- **GIVEN EXERCISE**: Quote, word for word, every line starting at the line that contains "Type out the text in this image." and ending with the last line of the records; include both of these lines and no others.

[start of RECORDS SUPPLIED]

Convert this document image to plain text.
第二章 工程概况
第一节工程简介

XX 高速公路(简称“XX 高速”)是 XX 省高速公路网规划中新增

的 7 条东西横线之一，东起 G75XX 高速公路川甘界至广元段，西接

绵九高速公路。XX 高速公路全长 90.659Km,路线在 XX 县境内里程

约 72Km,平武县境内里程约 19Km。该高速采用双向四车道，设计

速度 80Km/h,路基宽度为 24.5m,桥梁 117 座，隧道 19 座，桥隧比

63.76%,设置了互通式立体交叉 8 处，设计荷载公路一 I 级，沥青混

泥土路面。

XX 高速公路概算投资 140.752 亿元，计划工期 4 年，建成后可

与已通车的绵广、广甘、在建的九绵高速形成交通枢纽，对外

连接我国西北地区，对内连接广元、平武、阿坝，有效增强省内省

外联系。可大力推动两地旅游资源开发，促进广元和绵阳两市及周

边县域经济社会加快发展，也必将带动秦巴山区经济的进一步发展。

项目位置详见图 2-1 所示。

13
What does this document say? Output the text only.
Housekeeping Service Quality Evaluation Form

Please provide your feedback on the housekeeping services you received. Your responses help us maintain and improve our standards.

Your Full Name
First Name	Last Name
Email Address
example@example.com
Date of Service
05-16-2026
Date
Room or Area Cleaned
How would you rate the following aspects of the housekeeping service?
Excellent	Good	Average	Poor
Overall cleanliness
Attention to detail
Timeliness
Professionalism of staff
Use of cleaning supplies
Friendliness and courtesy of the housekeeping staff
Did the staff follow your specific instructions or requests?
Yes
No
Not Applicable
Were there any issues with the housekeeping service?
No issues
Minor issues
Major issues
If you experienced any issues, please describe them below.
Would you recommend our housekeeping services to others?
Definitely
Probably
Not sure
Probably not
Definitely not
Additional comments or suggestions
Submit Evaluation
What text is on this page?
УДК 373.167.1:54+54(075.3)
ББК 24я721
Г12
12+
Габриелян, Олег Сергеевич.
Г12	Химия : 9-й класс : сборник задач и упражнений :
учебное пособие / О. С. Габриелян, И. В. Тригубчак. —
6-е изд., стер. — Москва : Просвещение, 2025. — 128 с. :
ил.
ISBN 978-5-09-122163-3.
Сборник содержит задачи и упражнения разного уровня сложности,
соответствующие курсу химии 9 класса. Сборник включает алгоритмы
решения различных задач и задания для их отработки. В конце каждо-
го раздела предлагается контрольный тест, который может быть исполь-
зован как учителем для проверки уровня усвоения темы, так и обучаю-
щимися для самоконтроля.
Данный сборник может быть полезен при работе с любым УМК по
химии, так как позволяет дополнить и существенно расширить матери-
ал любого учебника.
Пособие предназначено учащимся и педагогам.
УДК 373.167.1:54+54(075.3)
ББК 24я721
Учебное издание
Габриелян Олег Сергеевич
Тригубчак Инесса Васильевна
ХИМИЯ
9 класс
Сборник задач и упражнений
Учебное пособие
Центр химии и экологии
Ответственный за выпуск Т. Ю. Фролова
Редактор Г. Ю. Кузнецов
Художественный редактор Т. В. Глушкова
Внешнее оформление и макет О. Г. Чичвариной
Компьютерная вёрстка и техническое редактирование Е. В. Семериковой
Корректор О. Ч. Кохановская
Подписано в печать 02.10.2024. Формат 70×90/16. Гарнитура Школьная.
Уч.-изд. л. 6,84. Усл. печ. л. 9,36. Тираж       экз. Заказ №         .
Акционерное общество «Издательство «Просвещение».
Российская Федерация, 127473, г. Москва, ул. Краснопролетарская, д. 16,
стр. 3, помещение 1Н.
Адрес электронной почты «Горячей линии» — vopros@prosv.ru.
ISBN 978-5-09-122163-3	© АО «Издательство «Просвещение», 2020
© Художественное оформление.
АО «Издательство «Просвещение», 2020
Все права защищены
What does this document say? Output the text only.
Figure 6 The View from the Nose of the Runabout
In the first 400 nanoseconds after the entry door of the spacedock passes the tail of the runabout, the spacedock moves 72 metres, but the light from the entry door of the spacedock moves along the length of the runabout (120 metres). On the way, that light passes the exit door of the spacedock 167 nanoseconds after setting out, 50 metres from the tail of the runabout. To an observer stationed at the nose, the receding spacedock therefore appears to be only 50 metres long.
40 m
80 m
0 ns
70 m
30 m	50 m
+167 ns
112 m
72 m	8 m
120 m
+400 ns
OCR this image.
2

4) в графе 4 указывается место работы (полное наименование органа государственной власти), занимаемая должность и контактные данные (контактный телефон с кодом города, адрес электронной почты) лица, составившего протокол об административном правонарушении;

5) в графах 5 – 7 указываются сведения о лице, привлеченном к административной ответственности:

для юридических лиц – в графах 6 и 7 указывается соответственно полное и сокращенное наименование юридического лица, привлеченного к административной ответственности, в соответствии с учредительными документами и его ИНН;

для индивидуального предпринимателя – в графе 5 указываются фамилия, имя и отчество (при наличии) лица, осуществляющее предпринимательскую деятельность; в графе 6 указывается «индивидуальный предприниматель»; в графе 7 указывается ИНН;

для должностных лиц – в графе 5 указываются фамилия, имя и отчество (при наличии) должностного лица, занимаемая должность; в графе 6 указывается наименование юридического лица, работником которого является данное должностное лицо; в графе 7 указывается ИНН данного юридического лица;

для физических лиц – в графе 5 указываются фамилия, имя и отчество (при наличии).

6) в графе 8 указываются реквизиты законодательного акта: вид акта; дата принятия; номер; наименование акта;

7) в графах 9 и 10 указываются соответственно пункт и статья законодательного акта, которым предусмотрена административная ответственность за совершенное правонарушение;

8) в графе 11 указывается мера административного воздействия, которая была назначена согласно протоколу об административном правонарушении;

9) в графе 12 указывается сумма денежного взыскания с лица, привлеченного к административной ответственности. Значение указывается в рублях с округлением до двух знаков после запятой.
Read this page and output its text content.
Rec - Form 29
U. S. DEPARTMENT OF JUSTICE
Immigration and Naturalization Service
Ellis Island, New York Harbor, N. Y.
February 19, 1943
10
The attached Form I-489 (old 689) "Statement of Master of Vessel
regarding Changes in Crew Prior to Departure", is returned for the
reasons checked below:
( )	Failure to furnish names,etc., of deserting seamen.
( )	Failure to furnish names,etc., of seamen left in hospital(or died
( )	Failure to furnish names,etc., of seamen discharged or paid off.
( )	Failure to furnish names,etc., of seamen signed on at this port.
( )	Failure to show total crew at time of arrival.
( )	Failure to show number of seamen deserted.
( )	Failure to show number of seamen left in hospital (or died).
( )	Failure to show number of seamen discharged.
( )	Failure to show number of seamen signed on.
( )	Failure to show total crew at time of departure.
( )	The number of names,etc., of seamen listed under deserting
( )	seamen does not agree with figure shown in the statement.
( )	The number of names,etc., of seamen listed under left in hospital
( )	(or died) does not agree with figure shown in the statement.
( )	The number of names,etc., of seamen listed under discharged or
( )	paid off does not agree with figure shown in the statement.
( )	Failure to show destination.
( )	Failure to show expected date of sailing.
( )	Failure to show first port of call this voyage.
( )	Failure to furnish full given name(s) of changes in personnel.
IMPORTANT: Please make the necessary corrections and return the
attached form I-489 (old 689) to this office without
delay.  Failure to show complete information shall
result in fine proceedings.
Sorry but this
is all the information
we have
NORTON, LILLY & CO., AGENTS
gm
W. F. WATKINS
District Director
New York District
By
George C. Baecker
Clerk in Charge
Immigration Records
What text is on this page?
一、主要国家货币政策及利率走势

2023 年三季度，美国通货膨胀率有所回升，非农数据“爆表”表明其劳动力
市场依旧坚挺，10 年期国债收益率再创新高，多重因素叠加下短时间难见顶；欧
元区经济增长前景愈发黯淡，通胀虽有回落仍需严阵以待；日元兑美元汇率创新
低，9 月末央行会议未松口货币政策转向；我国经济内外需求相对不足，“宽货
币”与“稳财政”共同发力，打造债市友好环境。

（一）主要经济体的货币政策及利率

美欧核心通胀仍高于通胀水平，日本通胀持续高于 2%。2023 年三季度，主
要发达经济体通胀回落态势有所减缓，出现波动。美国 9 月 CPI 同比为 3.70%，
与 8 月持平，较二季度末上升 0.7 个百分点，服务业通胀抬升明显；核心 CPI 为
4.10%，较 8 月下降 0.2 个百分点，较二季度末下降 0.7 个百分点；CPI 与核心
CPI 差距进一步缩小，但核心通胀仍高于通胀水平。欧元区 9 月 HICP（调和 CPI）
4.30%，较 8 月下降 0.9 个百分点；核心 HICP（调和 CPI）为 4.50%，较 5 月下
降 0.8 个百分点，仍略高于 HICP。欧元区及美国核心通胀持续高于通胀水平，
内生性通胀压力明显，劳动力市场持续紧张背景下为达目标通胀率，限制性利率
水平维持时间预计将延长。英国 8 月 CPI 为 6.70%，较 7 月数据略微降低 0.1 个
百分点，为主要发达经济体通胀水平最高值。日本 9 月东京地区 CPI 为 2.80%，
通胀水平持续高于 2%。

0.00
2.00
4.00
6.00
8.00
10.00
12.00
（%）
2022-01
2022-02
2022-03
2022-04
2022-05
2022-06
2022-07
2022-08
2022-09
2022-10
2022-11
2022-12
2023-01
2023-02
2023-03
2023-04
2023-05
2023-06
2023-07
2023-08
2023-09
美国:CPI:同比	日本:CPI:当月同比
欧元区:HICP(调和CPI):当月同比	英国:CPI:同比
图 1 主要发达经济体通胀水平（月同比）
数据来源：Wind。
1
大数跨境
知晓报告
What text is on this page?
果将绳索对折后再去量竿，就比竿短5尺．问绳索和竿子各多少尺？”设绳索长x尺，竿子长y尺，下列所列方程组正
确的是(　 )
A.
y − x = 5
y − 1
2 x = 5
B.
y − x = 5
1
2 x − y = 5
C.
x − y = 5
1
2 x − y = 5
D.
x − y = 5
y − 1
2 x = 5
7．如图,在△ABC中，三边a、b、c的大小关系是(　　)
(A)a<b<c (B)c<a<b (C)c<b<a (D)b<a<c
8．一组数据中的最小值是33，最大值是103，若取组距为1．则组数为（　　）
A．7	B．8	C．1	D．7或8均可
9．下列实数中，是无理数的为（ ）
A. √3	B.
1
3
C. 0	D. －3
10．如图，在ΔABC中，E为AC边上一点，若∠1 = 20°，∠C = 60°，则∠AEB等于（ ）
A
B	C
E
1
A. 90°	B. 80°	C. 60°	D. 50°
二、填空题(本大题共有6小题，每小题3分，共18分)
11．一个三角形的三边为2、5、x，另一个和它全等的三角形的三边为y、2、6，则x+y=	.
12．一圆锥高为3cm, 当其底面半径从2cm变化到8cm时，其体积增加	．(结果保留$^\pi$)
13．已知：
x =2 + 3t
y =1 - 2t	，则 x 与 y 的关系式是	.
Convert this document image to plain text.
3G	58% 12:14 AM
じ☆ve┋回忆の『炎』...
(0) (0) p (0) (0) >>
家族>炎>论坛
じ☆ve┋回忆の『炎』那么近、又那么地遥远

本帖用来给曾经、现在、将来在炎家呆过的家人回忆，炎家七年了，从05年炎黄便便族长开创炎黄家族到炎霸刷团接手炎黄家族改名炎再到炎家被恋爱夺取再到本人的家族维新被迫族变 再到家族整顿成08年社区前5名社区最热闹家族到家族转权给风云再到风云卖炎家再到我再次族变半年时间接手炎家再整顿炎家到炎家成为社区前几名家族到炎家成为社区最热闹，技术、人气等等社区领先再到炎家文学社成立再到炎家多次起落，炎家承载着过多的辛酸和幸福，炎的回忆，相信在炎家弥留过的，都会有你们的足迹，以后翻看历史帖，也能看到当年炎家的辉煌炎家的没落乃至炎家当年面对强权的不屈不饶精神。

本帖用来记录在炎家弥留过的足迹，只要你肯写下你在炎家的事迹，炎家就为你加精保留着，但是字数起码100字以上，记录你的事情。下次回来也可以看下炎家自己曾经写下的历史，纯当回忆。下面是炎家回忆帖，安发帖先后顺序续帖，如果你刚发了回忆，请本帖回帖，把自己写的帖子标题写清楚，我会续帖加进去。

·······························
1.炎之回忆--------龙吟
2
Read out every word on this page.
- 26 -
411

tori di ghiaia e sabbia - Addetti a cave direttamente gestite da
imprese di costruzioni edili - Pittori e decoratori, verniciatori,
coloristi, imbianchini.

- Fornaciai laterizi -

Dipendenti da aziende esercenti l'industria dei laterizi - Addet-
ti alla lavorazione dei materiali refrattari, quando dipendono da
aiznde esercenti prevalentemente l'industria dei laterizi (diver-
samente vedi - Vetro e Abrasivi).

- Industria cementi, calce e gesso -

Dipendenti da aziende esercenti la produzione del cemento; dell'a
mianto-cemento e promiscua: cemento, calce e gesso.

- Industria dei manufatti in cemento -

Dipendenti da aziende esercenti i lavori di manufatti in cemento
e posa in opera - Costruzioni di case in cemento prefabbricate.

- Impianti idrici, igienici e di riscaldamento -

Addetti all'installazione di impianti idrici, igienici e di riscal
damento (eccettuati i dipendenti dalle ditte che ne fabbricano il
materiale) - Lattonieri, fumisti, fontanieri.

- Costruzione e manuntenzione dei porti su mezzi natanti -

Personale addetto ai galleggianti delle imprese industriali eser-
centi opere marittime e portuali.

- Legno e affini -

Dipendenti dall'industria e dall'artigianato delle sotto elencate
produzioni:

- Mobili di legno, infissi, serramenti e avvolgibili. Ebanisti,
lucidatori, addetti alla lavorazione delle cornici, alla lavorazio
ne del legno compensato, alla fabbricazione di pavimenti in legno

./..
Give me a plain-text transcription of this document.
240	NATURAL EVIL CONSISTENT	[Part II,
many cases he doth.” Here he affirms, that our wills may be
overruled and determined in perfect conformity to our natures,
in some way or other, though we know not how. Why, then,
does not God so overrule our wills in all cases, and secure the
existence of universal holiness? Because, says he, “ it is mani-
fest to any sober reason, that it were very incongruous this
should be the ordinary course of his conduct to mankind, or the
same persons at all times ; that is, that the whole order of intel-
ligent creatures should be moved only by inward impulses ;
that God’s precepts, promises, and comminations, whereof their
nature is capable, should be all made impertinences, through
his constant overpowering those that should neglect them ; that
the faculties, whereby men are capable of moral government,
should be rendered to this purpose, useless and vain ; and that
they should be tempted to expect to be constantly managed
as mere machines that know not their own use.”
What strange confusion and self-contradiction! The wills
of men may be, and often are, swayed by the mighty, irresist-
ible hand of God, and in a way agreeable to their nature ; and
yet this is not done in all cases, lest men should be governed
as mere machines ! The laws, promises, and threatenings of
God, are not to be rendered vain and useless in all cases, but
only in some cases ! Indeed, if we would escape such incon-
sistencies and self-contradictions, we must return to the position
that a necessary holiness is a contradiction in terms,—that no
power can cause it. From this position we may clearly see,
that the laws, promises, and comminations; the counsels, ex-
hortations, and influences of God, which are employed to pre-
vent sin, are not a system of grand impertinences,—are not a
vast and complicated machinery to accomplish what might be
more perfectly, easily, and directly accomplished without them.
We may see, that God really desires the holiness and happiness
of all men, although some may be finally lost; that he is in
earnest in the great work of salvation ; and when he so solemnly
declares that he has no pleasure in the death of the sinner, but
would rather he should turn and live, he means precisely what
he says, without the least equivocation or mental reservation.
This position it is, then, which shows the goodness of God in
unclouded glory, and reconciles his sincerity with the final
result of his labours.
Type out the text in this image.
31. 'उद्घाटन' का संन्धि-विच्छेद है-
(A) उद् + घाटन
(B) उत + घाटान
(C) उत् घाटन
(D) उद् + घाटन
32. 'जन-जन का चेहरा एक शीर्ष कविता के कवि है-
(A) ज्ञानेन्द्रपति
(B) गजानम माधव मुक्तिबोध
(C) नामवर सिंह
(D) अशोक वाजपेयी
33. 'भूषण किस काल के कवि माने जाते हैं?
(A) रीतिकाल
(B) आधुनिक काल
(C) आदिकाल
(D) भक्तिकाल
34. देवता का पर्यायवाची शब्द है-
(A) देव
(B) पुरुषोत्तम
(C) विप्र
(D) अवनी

[end of RECORDS SUPPLIED]

- **TASK RESULT**:
Type out the text in this image.
31. 'उद्घाटन' का संन्धि-विच्छेद है-
(A) उद् + घाटन
(B) उत + घाटान
(C) उत् घाटन
(D) उद् + घाटन
32. 'जन-जन का चेहरा एक शीर्ष कविता के कवि है-
(A) ज्ञानेन्द्रपति
(B) गजानम माधव मुक्तिबोध
(C) नामवर सिंह
(D) अशोक वाजपेयी
33. 'भूषण किस काल के कवि माने जाते हैं?
(A) रीतिकाल
(B) आधुनिक काल
(C) आदिकाल
(D) भक्तिकाल
34. देवता का पर्यायवाची शब्द है-
(A) देव
(B) पुरुषोत्तम
(C) विप्र
(D) अवनी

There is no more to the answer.